#### The exercise
Please repeat all of the lines that follow, exactly as written.

#### Provided records
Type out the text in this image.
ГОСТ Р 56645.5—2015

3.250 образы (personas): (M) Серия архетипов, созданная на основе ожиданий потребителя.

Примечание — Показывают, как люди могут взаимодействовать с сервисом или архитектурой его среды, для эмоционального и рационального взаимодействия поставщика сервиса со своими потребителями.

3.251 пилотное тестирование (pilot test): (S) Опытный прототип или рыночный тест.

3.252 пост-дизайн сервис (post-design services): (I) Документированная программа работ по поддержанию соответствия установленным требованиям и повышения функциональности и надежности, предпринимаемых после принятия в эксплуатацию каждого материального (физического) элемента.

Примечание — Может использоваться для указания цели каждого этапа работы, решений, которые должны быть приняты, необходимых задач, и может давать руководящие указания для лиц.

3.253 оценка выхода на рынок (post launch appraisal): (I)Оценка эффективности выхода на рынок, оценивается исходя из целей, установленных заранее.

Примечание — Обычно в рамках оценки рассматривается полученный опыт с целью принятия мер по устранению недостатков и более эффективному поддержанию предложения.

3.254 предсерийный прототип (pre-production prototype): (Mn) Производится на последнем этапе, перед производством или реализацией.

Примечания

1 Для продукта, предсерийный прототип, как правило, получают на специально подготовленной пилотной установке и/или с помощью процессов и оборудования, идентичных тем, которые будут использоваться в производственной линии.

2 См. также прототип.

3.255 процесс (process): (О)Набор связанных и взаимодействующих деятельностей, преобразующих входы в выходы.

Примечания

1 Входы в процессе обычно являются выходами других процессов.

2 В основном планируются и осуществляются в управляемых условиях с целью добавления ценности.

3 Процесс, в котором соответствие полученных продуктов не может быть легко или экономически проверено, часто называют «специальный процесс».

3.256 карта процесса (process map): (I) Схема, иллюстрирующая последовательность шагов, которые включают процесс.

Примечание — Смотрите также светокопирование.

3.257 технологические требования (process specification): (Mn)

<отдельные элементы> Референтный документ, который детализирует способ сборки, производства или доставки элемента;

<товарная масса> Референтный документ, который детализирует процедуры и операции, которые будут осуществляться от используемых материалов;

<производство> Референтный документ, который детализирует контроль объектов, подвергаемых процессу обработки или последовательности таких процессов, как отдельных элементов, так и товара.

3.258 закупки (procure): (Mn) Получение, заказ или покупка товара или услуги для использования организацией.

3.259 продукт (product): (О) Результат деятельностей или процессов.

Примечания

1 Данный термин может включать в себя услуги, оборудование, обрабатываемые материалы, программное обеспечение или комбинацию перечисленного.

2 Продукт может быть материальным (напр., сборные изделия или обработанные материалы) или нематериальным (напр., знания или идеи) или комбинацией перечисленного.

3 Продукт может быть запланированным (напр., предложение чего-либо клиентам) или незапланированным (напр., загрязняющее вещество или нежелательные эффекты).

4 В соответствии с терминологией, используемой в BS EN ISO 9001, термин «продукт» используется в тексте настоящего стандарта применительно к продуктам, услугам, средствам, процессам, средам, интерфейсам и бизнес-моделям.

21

#### Reply
Type out the text in this image.
ГОСТ Р 56645.5—2015

3.250 образы (personas): (M) Серия архетипов, созданная на основе ожиданий потребителя.

Примечание — Показывают, как люди могут взаимодействовать с сервисом или архитектурой его среды, для эмоционального и рационального взаимодействия поставщика сервиса со своими потребителями.

3.251 пилотное тестирование (pilot test): (S) Опытный прототип или рыночный тест.

3.252 пост-дизайн сервис (post-design services): (I) Документированная программа работ по поддержанию соответствия установленным требованиям и повышения функциональности и надежности, предпринимаемых после принятия в эксплуатацию каждого материального (физического) элемента.

Примечание — Может использоваться для указания цели каждого этапа работы, решений, которые должны быть приняты, необходимых задач, и может давать руководящие указания для лиц.

3.253 оценка выхода на рынок (post launch appraisal): (I)Оценка эффективности выхода на рынок, оценивается исходя из целей, установленных заранее.

Примечание — Обычно в рамках оценки рассматривается полученный опыт с целью принятия мер по устранению недостатков и более эффективному поддержанию предложения.

3.254 предсерийный прототип (pre-production prototype): (Mn) Производится на последнем этапе, перед производством или реализацией.

Примечания

1 Для продукта, предсерийный прототип, как правило, получают на специально подготовленной пилотной установке и/или с помощью процессов и оборудования, идентичных тем, которые будут использоваться в производственной линии.

2 См. также прототип.

3.255 процесс (process): (О)Набор связанных и взаимодействующих деятельностей, преобразующих входы в выходы.

Примечания

1 Входы в процессе обычно являются выходами других процессов.

2 В основном планируются и осуществляются в управляемых условиях с целью добавления ценности.

3 Процесс, в котором соответствие полученных продуктов не может быть легко или экономически проверено, часто называют «специальный процесс».

3.256 карта процесса (process map): (I) Схема, иллюстрирующая последовательность шагов, которые включают процесс.

Примечание — Смотрите также светокопирование.

3.257 технологические требования (process specification): (Mn)

<отдельные элементы> Референтный документ, который детализирует способ сборки, производства или доставки элемента;

<товарная масса> Референтный документ, который детализирует процедуры и операции, которые будут осуществляться от используемых материалов;

<производство> Референтный документ, который детализирует контроль объектов, подвергаемых процессу обработки или последовательности таких процессов, как отдельных элементов, так и товара.

3.258 закупки (procure): (Mn) Получение, заказ или покупка товара или услуги для использования организацией.

3.259 продукт (product): (О) Результат деятельностей или процессов.

Примечания

1 Данный термин может включать в себя услуги, оборудование, обрабатываемые материалы, программное обеспечение или комбинацию перечисленного.

2 Продукт может быть материальным (напр., сборные изделия или обработанные материалы) или нематериальным (напр., знания или идеи) или комбинацией перечисленного.

3 Продукт может быть запланированным (напр., предложение чего-либо клиентам) или незапланированным (напр., загрязняющее вещество или нежелательные эффекты).

4 В соответствии с терминологией, используемой в BS EN ISO 9001, термин «продукт» используется в тексте настоящего стандарта применительно к продуктам, услугам, средствам, процессам, средам, интерфейсам и бизнес-моделям.

21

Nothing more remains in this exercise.